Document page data
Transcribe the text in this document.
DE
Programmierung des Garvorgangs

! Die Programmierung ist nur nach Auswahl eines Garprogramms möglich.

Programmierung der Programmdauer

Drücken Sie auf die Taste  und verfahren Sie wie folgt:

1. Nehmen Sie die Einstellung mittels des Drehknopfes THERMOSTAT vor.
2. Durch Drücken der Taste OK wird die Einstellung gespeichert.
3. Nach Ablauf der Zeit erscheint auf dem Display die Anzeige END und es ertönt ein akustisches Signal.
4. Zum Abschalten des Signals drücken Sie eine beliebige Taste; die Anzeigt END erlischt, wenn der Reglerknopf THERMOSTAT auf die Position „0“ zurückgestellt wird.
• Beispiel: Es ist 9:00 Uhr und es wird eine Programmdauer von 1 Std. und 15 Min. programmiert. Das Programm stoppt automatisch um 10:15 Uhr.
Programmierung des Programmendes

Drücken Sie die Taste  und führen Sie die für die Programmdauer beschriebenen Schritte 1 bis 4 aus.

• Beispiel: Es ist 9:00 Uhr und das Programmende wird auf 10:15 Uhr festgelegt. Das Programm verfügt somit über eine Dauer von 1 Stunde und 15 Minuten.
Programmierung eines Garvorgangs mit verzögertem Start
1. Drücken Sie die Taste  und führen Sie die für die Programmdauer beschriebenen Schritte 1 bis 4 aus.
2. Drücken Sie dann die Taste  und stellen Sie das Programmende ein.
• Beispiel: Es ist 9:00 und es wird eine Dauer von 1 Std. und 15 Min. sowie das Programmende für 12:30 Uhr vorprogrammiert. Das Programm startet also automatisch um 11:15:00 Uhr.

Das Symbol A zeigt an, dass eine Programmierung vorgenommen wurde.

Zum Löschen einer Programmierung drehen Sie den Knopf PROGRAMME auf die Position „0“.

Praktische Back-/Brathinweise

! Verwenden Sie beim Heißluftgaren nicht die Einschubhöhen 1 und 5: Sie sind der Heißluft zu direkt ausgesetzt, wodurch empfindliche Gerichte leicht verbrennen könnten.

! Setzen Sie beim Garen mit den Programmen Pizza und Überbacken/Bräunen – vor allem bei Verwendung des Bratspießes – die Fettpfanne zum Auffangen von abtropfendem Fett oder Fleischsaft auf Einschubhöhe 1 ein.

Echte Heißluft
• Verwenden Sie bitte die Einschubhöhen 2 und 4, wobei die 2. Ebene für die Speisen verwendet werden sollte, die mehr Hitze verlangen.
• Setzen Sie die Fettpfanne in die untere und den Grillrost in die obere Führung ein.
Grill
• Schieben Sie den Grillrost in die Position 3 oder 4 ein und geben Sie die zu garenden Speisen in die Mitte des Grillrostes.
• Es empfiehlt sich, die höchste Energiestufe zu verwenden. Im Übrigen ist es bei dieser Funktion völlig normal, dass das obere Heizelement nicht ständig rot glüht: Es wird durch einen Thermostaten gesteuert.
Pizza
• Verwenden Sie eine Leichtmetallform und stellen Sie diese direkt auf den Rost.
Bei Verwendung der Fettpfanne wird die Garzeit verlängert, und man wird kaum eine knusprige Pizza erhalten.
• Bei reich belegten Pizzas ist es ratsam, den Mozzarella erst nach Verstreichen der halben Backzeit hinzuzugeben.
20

* * *

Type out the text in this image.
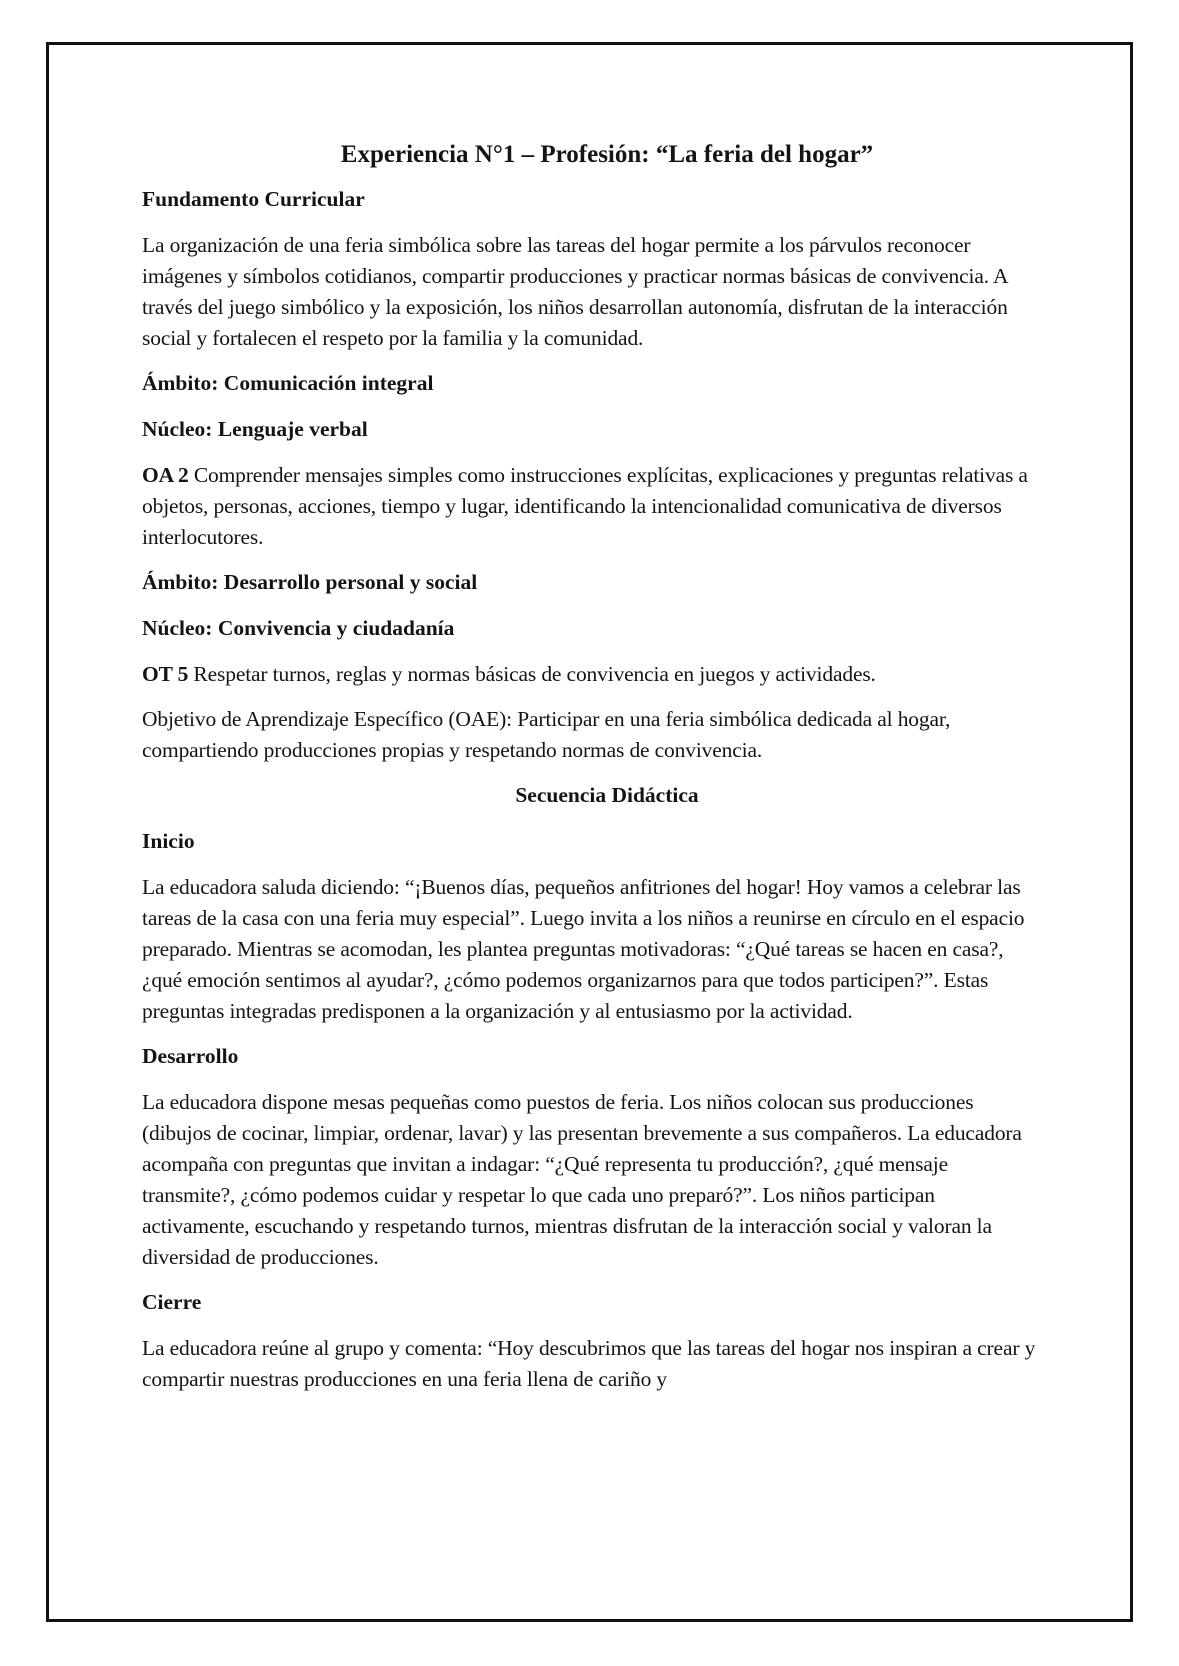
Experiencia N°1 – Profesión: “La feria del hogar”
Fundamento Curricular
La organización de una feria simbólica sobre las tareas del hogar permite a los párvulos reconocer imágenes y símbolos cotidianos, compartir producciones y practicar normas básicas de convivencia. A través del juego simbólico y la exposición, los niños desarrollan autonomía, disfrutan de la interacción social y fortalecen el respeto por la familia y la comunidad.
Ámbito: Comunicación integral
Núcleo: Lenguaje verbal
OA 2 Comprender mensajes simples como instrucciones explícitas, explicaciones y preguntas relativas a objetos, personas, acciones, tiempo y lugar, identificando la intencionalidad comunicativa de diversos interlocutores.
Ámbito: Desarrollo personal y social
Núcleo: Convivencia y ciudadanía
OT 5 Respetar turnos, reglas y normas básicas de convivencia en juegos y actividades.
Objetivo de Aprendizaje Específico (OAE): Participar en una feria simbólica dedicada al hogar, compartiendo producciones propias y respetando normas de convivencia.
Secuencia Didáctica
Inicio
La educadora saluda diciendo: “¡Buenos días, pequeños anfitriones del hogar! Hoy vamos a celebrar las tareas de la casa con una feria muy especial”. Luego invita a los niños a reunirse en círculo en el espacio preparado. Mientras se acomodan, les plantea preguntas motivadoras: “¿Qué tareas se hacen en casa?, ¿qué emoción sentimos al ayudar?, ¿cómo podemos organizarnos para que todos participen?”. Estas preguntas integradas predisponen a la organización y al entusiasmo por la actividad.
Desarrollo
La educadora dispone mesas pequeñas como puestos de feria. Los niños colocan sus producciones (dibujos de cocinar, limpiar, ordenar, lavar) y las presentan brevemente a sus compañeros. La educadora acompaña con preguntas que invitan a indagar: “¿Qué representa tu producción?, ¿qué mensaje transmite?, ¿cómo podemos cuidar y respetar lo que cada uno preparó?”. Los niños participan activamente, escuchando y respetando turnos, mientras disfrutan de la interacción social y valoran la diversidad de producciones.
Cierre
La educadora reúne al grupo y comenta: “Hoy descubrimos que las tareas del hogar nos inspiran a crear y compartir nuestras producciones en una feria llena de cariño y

> TASK ITEM: Look for the word "dass" in the data, then return every line that contains it.

> TASK OUTPUT:
Das Symbol A zeigt an, dass eine Programmierung vorgenommen wurde.
• Es empfiehlt sich, die höchste Energiestufe zu verwenden. Im Übrigen ist es bei dieser Funktion völlig normal, dass das obere Heizelement nicht ständig rot glüht: Es wird durch einen Thermostaten gesteuert.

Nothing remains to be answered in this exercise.